What the task asks
From the line that holds "Decode this image" to the last line of the data, copy everything exactly; leave out all the rest.

Information shown
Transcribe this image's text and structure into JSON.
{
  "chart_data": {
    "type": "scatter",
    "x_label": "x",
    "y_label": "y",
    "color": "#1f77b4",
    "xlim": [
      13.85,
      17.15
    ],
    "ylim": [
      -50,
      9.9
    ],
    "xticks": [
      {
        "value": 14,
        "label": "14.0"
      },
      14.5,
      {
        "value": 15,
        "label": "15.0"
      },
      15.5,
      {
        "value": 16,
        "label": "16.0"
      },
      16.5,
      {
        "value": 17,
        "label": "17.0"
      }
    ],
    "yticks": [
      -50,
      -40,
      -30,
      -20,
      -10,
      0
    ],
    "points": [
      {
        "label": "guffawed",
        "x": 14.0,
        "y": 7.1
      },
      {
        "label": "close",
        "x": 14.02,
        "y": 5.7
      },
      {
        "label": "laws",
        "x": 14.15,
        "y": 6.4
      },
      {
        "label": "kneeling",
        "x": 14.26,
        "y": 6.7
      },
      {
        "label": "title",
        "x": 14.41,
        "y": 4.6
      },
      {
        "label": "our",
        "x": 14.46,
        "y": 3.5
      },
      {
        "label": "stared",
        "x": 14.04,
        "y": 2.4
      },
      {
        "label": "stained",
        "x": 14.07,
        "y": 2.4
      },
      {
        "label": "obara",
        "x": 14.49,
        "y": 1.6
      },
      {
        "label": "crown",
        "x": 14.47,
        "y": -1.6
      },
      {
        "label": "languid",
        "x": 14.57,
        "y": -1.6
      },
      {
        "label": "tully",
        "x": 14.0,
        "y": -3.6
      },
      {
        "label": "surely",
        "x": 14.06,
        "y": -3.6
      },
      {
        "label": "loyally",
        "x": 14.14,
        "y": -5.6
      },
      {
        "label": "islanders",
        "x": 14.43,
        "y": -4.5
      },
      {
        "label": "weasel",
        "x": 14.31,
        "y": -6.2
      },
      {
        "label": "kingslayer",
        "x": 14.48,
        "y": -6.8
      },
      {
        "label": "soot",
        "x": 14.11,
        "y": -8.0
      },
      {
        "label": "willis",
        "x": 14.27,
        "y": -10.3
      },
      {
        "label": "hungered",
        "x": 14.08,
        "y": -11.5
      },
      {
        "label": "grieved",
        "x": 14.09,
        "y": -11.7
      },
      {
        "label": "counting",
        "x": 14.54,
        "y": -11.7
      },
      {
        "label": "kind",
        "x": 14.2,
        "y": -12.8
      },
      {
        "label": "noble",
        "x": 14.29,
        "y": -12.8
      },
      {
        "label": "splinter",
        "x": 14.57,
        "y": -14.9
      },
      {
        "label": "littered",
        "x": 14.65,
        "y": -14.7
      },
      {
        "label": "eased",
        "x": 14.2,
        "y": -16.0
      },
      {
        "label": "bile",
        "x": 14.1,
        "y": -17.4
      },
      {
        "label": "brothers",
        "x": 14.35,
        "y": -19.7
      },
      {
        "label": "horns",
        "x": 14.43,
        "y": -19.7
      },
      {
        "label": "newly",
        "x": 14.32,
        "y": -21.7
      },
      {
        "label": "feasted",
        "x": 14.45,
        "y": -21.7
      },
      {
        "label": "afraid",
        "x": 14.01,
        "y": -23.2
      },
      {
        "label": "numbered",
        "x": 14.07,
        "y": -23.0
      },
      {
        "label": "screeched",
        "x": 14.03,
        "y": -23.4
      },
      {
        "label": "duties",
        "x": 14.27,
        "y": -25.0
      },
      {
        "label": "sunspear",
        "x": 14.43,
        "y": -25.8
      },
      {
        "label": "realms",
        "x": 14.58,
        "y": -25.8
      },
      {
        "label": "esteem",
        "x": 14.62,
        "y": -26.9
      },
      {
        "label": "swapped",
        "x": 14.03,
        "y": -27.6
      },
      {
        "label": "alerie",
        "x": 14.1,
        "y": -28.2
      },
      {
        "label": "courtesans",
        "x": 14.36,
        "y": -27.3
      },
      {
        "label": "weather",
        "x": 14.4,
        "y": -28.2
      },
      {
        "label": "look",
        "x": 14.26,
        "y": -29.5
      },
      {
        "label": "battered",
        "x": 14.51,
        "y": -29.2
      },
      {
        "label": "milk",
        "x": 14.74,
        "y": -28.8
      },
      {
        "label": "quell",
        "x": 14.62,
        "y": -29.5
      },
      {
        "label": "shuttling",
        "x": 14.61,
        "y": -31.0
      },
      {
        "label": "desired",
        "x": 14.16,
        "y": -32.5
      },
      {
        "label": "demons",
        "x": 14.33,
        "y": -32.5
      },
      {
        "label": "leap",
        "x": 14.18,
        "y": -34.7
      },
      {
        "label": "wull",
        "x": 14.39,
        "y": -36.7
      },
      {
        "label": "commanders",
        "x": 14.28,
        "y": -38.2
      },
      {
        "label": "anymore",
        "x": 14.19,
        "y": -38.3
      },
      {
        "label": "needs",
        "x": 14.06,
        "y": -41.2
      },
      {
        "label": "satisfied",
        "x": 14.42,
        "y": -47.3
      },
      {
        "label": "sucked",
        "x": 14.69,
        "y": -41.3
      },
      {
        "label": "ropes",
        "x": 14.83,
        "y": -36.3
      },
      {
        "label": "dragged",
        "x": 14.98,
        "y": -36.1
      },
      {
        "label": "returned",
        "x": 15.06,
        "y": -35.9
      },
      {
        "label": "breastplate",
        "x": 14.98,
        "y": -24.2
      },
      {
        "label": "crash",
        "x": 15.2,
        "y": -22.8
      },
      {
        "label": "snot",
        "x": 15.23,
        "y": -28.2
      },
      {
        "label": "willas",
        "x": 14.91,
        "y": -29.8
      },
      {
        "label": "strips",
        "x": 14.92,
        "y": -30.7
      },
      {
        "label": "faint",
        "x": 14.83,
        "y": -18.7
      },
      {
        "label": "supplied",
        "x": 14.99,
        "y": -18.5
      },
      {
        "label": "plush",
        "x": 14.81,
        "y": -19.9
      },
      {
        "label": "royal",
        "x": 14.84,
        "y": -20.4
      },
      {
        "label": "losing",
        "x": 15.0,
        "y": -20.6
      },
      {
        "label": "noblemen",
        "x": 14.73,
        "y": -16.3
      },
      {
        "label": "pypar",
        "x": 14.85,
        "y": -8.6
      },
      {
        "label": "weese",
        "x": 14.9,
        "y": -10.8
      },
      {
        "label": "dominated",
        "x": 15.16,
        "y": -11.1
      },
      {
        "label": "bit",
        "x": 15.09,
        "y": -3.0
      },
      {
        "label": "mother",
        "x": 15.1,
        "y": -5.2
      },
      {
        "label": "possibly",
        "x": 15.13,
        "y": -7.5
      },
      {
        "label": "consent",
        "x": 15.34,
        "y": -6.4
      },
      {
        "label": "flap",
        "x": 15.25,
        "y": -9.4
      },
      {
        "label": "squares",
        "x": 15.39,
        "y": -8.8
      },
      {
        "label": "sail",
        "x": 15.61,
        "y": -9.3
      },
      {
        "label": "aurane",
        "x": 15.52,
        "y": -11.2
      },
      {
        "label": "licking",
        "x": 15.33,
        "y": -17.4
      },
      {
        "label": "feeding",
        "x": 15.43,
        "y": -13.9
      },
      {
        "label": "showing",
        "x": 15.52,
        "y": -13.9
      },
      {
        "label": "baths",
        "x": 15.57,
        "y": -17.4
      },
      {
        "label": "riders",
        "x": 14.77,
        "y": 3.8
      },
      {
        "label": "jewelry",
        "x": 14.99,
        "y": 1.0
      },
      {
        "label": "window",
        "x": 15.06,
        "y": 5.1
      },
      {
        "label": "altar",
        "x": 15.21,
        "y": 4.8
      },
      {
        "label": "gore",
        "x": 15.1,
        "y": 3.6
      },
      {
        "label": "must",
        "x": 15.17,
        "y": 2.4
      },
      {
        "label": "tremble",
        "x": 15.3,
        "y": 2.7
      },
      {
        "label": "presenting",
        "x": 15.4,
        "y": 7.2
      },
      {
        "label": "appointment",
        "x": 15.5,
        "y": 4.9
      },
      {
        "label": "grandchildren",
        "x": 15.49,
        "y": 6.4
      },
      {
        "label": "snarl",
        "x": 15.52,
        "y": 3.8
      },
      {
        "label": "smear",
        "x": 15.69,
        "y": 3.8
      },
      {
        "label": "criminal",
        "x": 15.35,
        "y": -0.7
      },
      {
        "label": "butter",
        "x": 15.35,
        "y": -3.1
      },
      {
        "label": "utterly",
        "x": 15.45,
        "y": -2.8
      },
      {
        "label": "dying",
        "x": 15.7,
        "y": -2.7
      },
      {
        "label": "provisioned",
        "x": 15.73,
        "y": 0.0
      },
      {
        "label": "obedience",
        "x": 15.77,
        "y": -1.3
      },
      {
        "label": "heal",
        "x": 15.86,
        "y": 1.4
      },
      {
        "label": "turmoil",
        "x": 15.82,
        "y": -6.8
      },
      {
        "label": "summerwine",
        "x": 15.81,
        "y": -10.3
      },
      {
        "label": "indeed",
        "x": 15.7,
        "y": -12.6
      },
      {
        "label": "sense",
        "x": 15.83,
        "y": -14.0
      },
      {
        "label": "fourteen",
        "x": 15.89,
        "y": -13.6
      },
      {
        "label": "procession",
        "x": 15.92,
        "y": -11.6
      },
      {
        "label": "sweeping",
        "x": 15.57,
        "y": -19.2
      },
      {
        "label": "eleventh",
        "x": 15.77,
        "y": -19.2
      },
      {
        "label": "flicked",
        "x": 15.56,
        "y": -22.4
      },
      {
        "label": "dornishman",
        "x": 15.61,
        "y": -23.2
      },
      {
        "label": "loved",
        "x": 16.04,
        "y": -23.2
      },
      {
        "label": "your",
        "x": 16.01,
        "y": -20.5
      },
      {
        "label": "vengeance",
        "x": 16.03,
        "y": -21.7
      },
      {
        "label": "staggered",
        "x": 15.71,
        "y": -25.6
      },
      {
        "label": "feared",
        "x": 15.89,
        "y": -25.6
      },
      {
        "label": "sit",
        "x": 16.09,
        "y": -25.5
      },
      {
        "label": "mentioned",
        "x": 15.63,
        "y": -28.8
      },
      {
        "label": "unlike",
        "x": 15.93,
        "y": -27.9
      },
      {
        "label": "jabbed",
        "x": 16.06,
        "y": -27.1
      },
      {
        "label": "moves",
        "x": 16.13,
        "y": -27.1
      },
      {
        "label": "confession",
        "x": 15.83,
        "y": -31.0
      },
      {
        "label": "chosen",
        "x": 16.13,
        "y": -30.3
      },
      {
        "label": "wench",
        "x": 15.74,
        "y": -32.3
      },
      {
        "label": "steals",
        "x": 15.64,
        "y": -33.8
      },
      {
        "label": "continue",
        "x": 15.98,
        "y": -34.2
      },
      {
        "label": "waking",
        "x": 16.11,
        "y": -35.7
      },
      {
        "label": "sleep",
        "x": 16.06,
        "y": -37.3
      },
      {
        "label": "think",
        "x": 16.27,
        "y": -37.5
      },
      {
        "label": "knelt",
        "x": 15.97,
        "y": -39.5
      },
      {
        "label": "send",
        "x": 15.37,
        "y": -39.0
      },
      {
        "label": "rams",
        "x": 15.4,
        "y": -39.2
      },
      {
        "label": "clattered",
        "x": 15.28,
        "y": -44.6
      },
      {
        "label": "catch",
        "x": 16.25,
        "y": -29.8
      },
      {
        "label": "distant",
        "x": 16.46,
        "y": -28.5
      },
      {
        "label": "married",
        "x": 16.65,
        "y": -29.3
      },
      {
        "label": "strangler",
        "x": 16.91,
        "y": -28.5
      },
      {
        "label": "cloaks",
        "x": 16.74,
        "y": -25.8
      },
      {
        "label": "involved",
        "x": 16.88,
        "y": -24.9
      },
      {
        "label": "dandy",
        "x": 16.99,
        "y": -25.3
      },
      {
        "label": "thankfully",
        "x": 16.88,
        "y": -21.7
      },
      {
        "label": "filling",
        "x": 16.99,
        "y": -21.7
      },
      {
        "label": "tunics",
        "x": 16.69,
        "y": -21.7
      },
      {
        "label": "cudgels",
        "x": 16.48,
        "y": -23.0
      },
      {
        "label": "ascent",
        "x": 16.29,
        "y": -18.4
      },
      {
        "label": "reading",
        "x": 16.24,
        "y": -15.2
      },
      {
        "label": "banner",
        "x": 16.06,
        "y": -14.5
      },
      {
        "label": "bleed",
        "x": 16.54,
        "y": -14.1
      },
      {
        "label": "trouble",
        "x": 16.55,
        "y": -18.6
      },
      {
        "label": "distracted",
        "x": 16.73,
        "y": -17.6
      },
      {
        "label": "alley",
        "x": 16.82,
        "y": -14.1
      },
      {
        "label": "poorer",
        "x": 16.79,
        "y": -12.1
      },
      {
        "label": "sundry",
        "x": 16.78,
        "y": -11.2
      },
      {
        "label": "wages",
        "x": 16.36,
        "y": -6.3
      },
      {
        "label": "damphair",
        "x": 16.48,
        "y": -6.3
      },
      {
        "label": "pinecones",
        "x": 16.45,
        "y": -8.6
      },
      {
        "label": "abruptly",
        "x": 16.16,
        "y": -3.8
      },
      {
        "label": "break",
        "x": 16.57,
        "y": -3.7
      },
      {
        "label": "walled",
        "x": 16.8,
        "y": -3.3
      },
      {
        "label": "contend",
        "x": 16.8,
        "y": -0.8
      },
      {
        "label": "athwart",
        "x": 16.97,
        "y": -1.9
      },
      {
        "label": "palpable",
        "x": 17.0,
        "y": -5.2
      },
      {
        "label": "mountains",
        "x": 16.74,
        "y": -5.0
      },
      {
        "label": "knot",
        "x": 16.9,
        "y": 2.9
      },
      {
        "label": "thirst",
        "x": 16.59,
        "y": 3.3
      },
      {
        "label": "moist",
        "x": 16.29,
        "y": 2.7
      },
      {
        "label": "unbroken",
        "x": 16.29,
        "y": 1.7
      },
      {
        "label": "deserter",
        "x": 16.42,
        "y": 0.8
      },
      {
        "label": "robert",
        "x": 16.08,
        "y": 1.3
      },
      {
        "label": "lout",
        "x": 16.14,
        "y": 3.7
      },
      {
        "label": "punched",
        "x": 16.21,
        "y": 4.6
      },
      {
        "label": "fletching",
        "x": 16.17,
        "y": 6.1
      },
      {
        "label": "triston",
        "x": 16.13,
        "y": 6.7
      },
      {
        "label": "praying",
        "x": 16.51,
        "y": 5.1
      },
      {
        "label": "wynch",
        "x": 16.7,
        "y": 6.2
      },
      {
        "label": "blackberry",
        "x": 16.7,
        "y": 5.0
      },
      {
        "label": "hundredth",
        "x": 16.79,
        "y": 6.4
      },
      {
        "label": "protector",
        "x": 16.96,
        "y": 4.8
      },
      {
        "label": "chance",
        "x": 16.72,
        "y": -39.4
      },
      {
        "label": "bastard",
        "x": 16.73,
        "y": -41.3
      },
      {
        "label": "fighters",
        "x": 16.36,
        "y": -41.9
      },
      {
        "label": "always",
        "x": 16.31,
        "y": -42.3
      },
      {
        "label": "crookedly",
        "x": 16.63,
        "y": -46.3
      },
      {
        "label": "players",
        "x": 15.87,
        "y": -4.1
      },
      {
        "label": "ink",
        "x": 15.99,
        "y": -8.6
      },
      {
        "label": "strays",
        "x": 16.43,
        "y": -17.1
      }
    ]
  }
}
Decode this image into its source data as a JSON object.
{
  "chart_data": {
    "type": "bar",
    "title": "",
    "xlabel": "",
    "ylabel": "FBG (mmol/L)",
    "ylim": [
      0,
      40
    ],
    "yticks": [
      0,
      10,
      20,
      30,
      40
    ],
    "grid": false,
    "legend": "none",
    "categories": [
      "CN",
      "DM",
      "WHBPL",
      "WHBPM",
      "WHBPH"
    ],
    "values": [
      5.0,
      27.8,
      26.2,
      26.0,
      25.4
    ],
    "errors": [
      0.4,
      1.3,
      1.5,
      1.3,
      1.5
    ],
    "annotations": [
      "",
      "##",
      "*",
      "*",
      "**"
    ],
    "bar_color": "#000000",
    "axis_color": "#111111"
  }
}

Result of the task
Decode this image into its source data as a JSON object.
{
  "chart_data": {
    "type": "bar",
    "title": "",
    "xlabel": "",
    "ylabel": "FBG (mmol/L)",
    "ylim": [
      0,
      40
    ],
    "yticks": [
      0,
      10,
      20,
      30,
      40
    ],
    "grid": false,
    "legend": "none",
    "categories": [
      "CN",
      "DM",
      "WHBPL",
      "WHBPM",
      "WHBPH"
    ],
    "values": [
      5.0,
      27.8,
      26.2,
      26.0,
      25.4
    ],
    "errors": [
      0.4,
      1.3,
      1.5,
      1.3,
      1.5
    ],
    "annotations": [
      "",
      "##",
      "*",
      "*",
      "**"
    ],
    "bar_color": "#000000",
    "axis_color": "#111111"
  }
}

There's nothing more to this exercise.